#### [书面练习 1]
下面这篇讲 RichParallelSourceFunction 的原文标注的发表日期是哪天？

#### [原文]

= = =

聊聊flink的RichParallelSourceFunction

go4it發表於2018-11-28

原文網址 : https://juejin.im/post/5bfea9b5f265da616916f31b

序

本文主要研究一下flink的RichParallelSourceFunction

RichParallelSourceFunction

/**
 * Base class for implementing a parallel data source. Upon execution, the runtime will
 * execute as many parallel instances of this function function as configured parallelism
 * of the source.
 *
 * <p>The data source has access to context information (such as the number of parallel
 * instances of the source, and which parallel instance the current instance is)
 * via {@link #getRuntimeContext()}. It also provides additional life-cycle methods
 * ({@link #open(org.apache.flink.configuration.Configuration)} and {@link #close()}.</p>
 *
 * @param <OUT> The type of the records produced by this source.

= = =

#### [数据摘录]
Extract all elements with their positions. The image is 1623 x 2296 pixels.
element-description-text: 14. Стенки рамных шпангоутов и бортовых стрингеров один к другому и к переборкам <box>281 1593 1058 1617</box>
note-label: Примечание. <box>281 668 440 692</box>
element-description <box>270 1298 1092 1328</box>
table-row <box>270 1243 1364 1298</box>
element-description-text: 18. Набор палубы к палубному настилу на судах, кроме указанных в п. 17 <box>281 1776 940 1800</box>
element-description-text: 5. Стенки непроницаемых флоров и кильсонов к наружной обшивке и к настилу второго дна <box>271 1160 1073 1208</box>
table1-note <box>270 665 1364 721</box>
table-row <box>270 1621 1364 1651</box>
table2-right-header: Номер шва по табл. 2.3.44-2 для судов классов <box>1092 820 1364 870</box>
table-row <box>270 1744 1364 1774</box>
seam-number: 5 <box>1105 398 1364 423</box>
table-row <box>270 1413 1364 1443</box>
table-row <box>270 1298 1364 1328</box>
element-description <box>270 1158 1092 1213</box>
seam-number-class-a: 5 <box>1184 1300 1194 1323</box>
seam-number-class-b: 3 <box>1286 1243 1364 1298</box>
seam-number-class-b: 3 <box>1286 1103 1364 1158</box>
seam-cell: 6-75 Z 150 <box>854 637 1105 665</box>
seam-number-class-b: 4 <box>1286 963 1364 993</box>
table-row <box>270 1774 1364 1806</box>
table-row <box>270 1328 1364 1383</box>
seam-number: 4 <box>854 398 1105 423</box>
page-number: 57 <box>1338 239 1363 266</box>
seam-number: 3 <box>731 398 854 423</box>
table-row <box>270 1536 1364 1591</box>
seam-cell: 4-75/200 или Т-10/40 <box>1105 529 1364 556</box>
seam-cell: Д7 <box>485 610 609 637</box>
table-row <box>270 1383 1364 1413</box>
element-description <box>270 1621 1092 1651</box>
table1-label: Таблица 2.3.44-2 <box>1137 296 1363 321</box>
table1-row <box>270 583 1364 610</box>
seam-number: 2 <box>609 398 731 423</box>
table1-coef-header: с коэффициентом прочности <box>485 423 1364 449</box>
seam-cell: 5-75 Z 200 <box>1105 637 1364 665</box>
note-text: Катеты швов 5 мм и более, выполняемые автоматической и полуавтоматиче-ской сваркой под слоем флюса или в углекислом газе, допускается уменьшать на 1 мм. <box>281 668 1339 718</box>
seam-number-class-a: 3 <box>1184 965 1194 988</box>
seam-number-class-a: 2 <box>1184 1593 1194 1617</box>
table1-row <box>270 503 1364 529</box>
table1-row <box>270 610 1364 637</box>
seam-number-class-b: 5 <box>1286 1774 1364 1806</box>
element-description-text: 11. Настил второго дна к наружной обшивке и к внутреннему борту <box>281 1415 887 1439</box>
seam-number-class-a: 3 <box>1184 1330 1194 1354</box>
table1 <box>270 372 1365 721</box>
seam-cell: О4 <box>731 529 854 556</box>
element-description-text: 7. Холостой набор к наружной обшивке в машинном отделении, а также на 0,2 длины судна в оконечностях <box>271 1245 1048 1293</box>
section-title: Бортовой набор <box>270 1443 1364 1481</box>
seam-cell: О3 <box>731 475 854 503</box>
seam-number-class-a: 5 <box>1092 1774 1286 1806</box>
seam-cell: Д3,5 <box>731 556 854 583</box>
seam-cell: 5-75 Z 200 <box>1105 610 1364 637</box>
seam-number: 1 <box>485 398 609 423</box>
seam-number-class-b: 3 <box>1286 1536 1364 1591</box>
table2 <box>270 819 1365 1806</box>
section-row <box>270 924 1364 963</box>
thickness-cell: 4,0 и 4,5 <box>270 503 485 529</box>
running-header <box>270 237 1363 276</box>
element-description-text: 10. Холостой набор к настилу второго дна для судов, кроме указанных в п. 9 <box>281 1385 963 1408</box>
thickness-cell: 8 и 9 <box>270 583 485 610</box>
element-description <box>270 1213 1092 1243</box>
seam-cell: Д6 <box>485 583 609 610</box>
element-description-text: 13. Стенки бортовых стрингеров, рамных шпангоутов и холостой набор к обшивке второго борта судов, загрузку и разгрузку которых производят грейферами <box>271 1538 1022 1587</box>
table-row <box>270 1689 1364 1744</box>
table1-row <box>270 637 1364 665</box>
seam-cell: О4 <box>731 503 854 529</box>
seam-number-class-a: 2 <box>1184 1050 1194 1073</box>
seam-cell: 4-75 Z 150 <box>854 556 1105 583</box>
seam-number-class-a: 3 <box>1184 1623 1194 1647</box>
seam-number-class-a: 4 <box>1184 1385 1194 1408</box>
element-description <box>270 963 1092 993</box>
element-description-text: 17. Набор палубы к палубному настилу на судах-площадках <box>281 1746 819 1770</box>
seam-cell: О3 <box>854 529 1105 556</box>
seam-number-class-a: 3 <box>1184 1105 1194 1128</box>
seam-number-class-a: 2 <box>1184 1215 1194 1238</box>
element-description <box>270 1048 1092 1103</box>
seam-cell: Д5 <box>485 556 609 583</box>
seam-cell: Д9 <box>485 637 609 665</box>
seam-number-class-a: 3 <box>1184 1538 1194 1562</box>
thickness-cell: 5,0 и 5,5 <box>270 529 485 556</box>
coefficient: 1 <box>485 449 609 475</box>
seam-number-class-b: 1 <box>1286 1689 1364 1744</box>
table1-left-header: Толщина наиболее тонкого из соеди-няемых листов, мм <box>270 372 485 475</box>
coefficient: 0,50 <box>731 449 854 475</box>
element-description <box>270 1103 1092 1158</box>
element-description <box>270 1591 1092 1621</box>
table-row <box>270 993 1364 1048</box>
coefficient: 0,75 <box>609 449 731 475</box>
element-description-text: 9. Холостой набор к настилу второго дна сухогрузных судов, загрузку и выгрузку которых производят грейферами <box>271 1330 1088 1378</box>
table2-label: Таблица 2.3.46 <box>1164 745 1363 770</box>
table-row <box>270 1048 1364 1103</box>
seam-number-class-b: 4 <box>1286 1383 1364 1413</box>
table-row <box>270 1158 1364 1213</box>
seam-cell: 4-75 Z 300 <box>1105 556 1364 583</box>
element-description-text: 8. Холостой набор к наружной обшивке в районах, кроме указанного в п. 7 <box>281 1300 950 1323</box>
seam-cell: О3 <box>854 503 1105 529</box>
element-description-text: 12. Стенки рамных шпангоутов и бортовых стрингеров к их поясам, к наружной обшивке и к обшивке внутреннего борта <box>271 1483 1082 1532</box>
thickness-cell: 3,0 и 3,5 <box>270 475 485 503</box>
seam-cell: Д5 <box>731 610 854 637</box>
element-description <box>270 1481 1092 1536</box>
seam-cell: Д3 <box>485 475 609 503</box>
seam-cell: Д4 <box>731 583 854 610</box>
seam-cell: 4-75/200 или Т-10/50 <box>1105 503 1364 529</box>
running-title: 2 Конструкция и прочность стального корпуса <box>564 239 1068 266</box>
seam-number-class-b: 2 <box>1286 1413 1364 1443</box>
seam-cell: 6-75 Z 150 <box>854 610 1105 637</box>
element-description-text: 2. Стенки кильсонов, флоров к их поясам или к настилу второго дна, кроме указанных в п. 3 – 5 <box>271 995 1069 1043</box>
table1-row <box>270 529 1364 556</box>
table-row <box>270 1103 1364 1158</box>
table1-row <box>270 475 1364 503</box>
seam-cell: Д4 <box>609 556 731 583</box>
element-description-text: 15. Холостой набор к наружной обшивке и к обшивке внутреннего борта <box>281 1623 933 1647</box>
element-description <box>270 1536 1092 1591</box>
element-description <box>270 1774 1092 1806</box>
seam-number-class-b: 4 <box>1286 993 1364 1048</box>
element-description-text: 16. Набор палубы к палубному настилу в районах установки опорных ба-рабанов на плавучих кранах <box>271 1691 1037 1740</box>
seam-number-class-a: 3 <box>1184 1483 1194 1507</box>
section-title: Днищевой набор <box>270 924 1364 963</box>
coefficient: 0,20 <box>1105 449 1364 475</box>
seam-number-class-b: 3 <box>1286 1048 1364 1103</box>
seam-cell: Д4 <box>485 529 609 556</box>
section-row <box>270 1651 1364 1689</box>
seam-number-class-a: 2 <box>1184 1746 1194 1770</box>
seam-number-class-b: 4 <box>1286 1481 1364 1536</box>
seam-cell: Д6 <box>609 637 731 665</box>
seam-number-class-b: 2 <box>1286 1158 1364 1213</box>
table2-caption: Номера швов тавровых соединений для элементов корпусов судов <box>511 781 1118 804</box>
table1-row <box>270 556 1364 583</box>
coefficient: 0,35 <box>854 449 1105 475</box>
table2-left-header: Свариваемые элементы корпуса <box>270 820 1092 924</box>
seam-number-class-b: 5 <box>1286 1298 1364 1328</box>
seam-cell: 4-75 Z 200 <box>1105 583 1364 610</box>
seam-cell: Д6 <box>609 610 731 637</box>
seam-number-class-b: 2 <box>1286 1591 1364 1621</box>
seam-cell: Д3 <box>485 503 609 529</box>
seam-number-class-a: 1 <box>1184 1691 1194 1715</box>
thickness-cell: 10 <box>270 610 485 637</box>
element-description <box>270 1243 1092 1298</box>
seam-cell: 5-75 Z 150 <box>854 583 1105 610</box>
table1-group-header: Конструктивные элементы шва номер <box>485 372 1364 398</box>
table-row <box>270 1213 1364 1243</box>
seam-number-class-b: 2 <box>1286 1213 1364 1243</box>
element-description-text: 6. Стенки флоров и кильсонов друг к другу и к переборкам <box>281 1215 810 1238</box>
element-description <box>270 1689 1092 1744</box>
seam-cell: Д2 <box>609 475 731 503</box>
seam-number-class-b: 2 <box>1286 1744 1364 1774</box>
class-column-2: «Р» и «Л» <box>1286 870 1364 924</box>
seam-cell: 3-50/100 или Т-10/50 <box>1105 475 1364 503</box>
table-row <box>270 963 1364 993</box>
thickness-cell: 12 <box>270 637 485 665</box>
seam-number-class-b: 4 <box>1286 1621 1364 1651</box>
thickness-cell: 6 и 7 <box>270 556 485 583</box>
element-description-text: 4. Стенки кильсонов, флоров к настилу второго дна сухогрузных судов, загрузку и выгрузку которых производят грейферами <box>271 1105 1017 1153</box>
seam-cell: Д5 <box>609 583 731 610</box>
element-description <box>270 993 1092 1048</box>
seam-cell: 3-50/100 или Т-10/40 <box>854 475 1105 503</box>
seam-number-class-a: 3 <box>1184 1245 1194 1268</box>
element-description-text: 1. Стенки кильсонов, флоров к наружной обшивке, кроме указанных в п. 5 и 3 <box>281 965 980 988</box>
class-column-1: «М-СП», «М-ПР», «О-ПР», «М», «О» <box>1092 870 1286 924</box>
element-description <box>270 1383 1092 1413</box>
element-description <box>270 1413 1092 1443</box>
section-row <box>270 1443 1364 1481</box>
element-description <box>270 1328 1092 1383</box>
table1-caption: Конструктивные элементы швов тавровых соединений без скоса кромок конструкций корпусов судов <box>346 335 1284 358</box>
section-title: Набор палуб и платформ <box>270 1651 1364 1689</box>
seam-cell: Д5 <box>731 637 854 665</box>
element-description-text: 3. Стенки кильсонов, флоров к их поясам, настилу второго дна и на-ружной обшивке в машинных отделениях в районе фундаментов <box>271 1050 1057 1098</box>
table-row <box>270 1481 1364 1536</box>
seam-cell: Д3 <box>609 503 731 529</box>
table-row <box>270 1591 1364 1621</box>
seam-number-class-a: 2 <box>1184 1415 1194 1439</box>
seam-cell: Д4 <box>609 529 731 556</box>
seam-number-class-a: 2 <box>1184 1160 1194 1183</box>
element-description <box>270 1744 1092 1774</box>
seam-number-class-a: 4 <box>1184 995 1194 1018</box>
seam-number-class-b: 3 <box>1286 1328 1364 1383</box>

= = =

#### [书面练习 2]
照原样复述记录中的行：从记录第一行开始，到包含“table-row <box>270 1243 1364 1298</box>”的那一行为止，两端都包括在内。

#### [正确输出 1]
2018-11-28

#### [正确输出 2]
Extract all elements with their positions. The image is 1623 x 2296 pixels.
element-description-text: 14. Стенки рамных шпангоутов и бортовых стрингеров один к другому и к переборкам <box>281 1593 1058 1617</box>
note-label: Примечание. <box>281 668 440 692</box>
element-description <box>270 1298 1092 1328</box>
table-row <box>270 1243 1364 1298</box>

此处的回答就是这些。